## GIVEN TASK
Tally the lines that hold the word "vehículos" and reply with that figure only.

## DATASET EXCERPTS
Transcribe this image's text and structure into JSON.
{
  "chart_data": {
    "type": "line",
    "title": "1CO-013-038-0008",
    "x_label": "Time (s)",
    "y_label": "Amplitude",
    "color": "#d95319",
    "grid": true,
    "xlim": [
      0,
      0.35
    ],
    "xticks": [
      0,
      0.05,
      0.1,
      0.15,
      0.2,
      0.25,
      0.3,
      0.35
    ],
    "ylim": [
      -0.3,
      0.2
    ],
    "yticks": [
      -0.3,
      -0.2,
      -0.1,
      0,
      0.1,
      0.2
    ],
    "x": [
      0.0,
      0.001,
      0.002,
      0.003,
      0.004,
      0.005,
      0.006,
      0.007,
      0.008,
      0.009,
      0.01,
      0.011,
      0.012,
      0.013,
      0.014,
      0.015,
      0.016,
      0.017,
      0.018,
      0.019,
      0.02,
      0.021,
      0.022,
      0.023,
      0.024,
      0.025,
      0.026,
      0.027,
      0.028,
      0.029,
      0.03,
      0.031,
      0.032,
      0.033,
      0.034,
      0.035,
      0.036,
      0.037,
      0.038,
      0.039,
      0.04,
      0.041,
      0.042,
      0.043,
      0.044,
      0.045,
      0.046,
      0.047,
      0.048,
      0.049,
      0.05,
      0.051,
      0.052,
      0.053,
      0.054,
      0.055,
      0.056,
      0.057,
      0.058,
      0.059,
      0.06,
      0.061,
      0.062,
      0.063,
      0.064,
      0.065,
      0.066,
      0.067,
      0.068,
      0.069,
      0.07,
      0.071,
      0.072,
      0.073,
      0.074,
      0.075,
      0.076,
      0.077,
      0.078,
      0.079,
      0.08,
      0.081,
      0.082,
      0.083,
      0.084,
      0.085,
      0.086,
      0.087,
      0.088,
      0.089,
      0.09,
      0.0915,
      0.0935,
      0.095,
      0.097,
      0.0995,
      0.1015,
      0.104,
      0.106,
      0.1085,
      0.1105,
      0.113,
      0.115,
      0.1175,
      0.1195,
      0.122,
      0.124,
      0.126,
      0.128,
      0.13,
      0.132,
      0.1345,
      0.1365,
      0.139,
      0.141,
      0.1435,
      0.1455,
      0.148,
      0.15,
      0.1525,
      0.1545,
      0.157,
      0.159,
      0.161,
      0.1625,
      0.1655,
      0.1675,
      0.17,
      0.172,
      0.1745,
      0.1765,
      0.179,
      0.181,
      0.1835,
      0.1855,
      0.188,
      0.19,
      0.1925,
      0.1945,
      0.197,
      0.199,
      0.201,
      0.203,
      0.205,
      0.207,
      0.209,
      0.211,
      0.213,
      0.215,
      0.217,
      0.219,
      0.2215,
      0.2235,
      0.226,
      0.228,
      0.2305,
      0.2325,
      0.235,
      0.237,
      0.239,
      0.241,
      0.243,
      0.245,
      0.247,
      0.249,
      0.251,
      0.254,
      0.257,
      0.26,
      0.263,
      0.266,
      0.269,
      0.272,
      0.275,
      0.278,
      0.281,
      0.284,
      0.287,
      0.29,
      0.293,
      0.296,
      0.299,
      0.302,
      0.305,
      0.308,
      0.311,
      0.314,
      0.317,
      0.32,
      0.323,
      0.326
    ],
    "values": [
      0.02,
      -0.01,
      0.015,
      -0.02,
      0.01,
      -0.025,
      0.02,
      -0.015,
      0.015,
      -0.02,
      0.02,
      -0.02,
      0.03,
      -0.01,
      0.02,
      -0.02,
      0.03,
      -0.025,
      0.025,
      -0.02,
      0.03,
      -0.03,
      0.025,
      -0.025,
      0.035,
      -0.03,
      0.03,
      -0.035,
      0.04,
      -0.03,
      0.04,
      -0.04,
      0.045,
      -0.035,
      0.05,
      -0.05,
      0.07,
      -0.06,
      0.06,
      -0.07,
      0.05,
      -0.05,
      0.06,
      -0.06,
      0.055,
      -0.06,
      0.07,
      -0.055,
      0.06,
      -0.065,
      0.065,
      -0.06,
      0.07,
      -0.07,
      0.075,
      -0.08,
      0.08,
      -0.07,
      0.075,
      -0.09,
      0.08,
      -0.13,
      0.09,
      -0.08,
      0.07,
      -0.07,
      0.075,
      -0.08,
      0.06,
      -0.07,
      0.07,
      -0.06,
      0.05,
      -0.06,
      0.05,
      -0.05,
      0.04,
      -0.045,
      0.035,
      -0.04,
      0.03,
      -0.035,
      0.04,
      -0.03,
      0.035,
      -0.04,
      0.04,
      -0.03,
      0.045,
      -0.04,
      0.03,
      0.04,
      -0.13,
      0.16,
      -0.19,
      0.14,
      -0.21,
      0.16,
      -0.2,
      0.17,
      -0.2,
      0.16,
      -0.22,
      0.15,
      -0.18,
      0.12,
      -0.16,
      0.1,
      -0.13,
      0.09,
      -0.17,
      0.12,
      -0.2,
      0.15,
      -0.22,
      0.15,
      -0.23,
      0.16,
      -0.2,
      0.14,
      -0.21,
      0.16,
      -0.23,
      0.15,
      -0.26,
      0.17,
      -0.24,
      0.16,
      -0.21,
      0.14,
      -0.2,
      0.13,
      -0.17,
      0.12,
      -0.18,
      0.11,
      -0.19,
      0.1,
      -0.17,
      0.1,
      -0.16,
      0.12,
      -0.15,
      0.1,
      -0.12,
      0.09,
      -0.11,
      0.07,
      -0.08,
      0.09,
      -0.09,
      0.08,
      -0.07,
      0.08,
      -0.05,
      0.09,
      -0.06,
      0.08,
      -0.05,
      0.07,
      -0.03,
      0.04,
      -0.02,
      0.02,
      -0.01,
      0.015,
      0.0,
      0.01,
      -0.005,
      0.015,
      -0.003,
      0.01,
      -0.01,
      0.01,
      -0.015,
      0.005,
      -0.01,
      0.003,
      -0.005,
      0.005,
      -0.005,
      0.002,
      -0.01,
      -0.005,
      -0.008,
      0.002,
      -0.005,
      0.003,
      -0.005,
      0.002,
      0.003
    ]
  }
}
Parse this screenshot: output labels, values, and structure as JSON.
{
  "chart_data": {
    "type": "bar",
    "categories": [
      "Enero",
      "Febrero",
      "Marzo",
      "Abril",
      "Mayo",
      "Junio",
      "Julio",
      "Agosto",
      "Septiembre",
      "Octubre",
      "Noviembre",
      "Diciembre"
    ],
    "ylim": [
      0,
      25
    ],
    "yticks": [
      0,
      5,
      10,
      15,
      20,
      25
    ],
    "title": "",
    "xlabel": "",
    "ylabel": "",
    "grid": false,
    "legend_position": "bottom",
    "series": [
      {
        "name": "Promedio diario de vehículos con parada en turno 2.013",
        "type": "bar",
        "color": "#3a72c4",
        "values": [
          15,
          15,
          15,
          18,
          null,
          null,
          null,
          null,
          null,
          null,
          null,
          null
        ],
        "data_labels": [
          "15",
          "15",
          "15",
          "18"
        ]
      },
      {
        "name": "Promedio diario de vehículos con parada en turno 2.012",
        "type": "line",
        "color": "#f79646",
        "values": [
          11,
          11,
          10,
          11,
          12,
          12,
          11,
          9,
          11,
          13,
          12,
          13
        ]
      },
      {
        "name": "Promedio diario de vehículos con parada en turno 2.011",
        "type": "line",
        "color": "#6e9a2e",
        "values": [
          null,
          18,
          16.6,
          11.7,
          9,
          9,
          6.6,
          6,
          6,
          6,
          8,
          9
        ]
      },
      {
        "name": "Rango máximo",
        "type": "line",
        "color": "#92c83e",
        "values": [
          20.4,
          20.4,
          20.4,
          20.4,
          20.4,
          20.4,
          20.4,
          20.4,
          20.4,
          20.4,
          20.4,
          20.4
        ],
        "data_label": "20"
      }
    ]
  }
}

## FULL RESPONSE
3